(Records supplied):
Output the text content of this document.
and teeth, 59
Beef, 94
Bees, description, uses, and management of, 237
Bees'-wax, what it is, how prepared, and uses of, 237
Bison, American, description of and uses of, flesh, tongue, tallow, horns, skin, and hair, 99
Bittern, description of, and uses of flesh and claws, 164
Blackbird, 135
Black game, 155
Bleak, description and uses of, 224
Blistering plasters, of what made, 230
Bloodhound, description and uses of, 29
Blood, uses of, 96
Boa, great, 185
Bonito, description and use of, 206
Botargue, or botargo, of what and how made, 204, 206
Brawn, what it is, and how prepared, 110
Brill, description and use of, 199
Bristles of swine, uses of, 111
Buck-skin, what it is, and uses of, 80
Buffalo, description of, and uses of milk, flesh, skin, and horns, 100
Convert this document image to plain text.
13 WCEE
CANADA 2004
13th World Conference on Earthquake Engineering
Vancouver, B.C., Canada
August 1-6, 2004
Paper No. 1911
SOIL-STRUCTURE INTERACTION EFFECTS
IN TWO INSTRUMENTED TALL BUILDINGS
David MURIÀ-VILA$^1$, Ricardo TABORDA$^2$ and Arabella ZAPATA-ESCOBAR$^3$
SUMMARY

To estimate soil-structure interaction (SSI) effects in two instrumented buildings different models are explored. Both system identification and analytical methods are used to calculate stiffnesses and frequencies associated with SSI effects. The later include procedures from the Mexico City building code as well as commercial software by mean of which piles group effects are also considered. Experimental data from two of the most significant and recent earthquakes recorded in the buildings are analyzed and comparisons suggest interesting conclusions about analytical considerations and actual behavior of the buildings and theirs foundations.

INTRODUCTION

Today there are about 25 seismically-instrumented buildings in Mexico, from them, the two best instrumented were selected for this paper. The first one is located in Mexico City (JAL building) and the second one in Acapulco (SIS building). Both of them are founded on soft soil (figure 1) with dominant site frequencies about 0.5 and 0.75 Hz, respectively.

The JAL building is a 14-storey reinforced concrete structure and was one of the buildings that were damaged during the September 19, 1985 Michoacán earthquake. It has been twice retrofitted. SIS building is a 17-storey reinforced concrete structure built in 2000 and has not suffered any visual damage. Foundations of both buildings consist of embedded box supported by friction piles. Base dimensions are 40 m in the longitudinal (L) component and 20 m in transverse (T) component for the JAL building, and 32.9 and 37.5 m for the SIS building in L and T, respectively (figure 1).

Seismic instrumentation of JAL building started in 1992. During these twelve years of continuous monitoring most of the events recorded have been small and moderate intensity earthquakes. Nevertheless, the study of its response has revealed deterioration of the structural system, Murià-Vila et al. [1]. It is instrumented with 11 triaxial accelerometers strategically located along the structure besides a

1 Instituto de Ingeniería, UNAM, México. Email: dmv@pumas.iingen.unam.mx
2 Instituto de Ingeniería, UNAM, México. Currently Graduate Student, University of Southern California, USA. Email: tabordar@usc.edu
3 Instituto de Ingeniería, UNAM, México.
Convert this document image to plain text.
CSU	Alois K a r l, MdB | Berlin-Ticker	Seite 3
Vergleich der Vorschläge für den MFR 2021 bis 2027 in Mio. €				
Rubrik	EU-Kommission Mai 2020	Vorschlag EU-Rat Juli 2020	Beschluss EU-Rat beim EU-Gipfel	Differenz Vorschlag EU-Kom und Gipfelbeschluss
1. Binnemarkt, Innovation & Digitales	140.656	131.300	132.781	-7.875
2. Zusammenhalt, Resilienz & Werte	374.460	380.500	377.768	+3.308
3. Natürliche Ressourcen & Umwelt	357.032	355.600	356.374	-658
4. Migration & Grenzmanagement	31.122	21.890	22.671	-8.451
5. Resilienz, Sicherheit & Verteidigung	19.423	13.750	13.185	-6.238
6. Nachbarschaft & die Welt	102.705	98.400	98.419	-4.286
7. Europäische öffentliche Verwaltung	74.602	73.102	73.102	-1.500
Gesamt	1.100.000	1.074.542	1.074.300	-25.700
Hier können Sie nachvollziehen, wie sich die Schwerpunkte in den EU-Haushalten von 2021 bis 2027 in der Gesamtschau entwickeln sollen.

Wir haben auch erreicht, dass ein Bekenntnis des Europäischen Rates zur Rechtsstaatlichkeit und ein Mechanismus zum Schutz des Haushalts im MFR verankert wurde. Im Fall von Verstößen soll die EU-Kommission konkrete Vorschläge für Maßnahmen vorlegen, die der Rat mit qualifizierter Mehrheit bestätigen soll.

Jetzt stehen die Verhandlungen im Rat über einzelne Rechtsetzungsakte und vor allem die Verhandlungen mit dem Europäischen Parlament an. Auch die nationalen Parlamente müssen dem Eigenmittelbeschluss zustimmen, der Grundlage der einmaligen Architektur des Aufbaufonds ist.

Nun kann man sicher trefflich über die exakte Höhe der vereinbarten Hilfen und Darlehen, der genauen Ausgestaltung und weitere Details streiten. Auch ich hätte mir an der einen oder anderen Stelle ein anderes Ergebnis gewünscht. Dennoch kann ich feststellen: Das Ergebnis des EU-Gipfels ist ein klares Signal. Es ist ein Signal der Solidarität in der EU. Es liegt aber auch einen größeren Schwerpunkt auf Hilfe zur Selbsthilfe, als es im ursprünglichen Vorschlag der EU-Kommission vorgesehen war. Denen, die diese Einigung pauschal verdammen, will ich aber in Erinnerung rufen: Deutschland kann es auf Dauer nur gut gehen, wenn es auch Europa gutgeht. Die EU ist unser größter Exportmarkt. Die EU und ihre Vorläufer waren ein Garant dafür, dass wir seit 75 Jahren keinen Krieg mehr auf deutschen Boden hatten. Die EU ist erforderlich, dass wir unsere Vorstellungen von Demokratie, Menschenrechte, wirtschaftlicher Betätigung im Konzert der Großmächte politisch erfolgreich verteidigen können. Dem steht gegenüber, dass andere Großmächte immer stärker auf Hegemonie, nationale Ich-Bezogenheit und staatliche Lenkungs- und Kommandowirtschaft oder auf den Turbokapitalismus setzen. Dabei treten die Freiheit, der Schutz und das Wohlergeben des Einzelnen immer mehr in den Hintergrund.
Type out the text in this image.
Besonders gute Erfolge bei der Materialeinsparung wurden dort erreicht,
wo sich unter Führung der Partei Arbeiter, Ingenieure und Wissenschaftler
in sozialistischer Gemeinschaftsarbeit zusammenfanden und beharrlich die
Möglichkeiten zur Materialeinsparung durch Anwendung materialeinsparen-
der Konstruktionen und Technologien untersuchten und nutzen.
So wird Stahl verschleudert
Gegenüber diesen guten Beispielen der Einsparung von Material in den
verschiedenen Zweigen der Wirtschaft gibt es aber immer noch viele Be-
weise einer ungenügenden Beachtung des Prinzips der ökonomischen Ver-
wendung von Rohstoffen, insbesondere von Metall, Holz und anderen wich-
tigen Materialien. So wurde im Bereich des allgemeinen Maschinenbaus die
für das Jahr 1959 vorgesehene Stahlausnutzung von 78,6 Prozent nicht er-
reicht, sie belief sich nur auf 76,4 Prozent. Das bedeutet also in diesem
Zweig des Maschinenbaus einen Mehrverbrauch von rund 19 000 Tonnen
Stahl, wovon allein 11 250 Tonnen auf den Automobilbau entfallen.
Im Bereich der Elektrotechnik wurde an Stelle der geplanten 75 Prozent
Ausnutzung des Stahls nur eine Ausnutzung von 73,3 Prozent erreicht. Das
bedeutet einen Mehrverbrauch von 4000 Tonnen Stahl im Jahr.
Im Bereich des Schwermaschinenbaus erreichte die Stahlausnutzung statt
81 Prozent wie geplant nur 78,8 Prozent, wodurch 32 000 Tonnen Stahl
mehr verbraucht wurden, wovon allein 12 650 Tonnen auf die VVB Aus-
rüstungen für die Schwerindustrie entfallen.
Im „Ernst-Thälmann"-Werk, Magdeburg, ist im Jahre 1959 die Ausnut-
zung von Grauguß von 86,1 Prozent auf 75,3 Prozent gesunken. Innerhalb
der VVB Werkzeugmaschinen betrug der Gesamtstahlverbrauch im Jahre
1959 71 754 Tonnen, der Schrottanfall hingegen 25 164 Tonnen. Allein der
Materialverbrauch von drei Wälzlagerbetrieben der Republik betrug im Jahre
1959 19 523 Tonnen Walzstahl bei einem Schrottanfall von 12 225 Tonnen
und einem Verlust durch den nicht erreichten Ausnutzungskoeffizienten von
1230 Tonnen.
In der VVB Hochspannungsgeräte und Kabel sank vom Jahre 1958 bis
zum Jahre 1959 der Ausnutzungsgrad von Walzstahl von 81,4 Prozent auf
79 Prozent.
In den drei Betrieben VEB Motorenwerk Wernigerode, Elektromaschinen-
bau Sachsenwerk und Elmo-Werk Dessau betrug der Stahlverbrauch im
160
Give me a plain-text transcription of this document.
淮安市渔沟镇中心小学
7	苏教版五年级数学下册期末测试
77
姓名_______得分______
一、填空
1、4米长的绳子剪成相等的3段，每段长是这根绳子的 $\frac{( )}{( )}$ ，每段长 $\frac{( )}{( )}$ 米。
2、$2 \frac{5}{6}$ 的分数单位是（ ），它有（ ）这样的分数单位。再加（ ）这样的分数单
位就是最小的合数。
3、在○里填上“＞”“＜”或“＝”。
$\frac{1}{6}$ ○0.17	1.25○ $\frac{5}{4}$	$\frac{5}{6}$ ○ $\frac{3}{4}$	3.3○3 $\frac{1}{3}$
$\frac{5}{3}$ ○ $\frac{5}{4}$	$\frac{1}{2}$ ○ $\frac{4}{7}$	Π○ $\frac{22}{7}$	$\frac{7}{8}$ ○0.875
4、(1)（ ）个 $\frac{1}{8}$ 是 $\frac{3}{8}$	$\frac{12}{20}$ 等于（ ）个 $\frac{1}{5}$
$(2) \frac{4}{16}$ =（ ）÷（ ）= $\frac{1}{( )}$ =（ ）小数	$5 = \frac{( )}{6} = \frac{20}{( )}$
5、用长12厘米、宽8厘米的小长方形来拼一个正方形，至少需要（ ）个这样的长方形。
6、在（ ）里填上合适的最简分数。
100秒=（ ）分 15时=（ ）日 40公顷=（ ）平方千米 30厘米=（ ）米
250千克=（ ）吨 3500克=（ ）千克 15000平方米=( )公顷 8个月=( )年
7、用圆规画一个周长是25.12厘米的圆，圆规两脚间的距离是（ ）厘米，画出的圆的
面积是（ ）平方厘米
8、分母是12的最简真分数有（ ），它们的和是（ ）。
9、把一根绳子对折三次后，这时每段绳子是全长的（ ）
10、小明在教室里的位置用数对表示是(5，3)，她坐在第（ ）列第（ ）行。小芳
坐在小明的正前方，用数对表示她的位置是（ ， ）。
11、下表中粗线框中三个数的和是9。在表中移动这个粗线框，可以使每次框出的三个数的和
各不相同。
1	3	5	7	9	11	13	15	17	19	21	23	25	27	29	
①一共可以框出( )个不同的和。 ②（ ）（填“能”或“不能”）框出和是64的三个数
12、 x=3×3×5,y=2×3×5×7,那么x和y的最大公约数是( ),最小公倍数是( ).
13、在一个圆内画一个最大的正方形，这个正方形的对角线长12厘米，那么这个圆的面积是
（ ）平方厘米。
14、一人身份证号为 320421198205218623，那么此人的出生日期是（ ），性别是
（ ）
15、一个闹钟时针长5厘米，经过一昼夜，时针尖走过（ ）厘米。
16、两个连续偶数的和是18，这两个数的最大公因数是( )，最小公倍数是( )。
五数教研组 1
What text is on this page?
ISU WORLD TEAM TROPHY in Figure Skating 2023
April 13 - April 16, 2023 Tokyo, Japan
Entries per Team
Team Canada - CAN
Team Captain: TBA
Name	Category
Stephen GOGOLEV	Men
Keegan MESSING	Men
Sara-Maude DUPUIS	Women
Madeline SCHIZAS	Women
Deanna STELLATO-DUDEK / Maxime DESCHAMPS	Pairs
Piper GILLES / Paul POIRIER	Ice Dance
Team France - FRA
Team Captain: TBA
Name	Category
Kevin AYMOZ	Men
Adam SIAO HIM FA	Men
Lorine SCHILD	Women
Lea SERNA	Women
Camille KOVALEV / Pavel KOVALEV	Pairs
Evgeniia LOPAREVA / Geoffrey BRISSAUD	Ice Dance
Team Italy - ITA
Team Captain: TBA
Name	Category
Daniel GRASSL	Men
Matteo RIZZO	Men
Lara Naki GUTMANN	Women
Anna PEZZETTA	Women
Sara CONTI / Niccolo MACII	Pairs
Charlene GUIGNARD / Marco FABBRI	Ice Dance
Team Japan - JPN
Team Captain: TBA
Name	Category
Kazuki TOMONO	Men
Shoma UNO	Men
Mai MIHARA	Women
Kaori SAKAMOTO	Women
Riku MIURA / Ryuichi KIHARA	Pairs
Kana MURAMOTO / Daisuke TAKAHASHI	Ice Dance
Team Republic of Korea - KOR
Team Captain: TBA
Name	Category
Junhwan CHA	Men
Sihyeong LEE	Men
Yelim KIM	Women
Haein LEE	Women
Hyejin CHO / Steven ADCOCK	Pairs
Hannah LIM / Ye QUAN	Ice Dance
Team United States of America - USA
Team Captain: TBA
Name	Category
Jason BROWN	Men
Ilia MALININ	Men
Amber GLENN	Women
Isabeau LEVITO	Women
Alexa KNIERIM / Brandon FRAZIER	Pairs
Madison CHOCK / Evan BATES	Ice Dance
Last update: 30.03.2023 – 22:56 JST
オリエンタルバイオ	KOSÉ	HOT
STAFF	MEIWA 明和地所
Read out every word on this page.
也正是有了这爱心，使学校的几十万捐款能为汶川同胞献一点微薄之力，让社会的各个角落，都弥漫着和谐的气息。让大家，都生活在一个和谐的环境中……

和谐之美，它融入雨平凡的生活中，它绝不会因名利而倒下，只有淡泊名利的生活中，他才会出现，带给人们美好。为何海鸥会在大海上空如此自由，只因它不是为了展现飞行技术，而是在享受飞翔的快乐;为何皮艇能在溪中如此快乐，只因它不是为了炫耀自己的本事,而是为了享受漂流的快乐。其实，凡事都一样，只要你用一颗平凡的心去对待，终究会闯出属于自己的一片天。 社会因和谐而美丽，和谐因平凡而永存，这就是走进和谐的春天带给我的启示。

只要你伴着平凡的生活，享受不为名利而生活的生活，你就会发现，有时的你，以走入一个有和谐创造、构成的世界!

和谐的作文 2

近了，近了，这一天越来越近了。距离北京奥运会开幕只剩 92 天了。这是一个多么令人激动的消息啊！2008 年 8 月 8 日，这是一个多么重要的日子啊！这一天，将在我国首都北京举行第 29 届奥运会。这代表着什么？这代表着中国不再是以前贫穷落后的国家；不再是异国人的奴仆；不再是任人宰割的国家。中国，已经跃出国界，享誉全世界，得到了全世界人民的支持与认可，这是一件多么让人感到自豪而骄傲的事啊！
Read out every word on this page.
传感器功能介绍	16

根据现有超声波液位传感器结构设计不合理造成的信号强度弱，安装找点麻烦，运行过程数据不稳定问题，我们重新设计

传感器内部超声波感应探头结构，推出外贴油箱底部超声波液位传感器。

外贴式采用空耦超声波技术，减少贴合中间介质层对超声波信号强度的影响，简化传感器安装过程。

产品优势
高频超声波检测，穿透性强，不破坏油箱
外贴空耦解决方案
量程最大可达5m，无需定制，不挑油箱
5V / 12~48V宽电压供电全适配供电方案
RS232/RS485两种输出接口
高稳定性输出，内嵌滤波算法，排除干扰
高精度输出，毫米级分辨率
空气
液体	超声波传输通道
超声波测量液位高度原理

(What you will do): How many of the lines above include the string "Stelle"? Answer with the number only.

(Complete output): 2